** BEGIN Records to process **
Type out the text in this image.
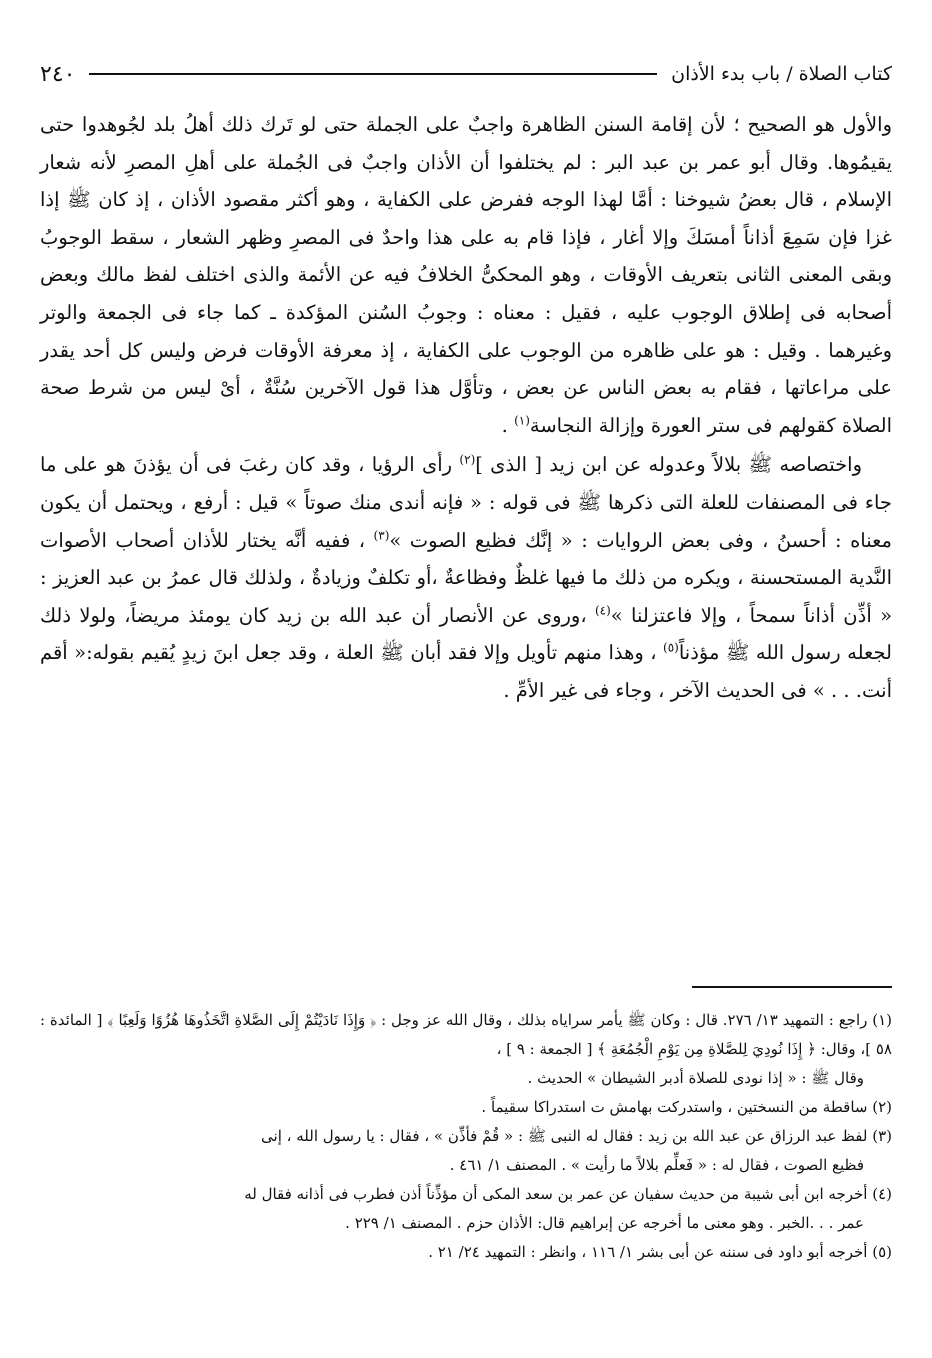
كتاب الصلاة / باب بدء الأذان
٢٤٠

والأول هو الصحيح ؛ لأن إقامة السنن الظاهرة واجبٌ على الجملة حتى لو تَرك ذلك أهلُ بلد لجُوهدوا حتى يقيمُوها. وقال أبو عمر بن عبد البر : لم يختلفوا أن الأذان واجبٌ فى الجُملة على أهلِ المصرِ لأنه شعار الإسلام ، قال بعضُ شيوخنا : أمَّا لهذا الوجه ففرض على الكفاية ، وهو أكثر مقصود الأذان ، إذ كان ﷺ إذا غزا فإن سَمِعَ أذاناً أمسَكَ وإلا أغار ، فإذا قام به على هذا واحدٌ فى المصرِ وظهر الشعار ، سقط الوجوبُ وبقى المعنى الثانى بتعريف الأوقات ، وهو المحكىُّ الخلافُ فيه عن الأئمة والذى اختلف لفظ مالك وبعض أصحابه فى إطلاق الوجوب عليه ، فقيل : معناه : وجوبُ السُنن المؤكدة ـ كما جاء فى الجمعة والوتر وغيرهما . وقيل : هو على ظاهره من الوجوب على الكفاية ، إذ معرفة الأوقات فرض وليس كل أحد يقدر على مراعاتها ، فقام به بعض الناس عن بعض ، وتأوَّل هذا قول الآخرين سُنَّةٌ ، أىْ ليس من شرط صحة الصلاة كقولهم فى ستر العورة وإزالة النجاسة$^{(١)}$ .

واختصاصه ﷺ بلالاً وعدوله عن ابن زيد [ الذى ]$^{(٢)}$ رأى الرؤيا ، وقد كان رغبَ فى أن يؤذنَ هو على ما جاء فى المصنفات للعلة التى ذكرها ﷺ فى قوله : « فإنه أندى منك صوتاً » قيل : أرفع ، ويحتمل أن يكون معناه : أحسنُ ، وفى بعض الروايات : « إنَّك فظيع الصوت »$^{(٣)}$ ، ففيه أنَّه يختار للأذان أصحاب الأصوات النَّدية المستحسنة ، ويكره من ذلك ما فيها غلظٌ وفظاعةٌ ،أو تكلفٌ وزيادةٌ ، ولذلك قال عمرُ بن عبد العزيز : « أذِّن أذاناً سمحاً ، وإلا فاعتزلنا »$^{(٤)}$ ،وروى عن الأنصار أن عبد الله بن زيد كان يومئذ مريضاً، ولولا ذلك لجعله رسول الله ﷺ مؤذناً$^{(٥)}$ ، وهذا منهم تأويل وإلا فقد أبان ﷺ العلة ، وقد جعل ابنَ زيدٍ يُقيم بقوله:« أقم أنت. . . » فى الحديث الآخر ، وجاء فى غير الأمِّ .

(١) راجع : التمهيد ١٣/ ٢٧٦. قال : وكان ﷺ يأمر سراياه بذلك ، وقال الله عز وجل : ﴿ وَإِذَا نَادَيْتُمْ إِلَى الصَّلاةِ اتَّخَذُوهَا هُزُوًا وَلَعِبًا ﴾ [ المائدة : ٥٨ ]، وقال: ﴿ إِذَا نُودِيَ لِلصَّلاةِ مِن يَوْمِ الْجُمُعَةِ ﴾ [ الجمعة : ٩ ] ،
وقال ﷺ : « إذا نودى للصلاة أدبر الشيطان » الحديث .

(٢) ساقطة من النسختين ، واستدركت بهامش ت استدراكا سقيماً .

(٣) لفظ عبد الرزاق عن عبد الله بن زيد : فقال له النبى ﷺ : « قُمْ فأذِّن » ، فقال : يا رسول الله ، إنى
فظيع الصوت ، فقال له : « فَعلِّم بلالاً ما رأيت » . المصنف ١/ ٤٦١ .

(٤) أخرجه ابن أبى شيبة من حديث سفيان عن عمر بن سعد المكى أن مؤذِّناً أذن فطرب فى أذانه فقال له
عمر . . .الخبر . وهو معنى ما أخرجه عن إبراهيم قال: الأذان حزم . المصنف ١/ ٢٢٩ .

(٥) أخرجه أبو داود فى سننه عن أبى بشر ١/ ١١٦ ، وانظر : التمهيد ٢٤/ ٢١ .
** END Records to process **
** BEGIN Records to process **
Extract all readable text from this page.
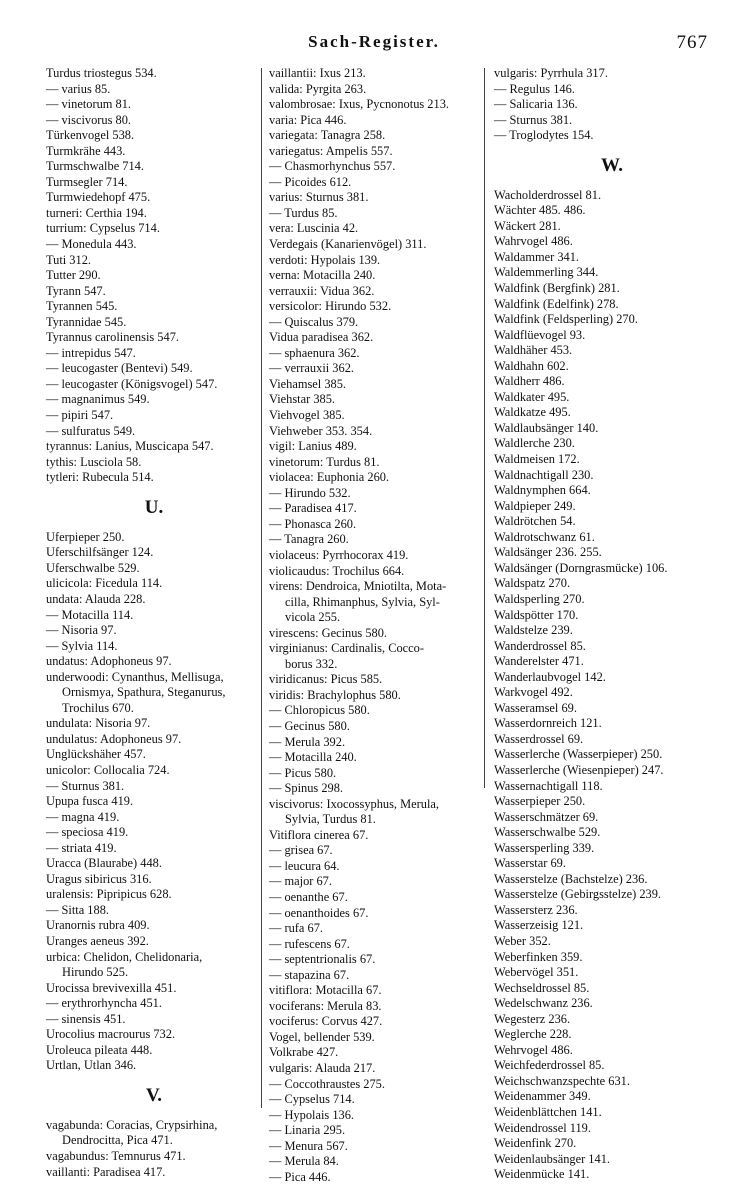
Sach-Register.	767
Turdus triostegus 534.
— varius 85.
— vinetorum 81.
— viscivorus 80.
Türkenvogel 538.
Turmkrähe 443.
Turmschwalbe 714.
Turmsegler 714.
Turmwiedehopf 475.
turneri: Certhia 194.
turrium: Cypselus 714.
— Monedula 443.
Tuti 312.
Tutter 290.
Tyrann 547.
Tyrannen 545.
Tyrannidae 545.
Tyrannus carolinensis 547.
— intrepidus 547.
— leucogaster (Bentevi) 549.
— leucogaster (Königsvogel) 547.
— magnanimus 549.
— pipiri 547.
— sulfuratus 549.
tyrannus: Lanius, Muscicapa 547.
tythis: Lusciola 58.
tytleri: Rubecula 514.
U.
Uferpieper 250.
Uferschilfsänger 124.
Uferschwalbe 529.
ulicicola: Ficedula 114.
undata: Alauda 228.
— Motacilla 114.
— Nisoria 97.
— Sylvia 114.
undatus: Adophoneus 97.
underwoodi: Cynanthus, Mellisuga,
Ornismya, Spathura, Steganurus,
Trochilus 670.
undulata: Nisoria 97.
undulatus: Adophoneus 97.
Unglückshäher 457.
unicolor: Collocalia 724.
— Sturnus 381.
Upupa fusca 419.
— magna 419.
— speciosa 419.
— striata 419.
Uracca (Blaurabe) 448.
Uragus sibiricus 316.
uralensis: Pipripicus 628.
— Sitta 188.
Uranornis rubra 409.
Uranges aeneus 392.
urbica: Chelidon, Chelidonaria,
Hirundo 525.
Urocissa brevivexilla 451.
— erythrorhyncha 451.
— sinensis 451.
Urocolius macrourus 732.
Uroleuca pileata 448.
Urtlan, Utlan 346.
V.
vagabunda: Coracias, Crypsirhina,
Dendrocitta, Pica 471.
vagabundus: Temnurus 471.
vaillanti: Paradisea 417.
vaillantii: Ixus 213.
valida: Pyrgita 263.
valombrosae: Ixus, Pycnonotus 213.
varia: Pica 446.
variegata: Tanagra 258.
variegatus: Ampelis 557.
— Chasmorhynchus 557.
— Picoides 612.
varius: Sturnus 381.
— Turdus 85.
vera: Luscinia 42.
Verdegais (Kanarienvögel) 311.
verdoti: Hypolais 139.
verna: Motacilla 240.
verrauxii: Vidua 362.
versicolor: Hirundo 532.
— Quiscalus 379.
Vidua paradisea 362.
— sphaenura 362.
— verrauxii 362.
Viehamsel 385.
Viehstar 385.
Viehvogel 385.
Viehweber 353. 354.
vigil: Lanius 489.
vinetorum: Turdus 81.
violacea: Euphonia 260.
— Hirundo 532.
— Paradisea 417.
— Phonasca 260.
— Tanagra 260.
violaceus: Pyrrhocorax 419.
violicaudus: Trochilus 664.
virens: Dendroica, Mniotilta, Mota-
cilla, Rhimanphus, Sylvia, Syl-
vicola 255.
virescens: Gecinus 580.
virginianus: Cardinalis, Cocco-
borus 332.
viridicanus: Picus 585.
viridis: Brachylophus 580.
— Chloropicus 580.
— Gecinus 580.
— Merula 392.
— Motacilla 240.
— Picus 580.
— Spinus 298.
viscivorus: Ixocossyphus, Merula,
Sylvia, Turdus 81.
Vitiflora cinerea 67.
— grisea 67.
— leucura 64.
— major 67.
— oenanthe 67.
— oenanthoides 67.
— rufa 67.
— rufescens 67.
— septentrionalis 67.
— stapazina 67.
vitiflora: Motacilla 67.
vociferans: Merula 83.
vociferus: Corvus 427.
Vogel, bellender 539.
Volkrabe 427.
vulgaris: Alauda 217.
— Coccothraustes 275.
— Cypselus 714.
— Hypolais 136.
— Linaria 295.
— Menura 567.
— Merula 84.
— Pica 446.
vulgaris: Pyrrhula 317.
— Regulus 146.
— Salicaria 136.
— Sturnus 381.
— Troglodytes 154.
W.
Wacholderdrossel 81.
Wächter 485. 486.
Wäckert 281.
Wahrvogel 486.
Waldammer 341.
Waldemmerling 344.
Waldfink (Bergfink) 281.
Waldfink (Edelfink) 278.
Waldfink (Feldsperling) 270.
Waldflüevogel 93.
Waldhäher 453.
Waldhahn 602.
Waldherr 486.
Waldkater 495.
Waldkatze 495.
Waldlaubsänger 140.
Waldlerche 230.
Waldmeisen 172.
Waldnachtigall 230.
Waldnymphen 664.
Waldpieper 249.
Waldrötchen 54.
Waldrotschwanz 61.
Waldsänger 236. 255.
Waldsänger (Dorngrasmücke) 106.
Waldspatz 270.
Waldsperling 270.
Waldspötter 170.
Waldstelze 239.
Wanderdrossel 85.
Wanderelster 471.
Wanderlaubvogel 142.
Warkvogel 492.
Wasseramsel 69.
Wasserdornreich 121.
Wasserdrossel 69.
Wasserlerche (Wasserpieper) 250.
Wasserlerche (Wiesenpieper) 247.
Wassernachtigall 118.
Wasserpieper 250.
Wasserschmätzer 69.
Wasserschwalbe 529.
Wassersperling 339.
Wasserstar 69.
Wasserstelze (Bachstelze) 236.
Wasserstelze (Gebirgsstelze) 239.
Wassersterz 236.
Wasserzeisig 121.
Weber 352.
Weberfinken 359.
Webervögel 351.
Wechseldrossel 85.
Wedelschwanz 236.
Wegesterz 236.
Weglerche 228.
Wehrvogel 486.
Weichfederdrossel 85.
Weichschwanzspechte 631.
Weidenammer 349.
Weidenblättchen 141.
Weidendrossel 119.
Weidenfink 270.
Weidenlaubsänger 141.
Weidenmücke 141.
** END Records to process **
#### Work to be completed
Looking at the listing above, how many of its lines contain the string "Waldsänger"? Give the number alone.

#### Problem solution
2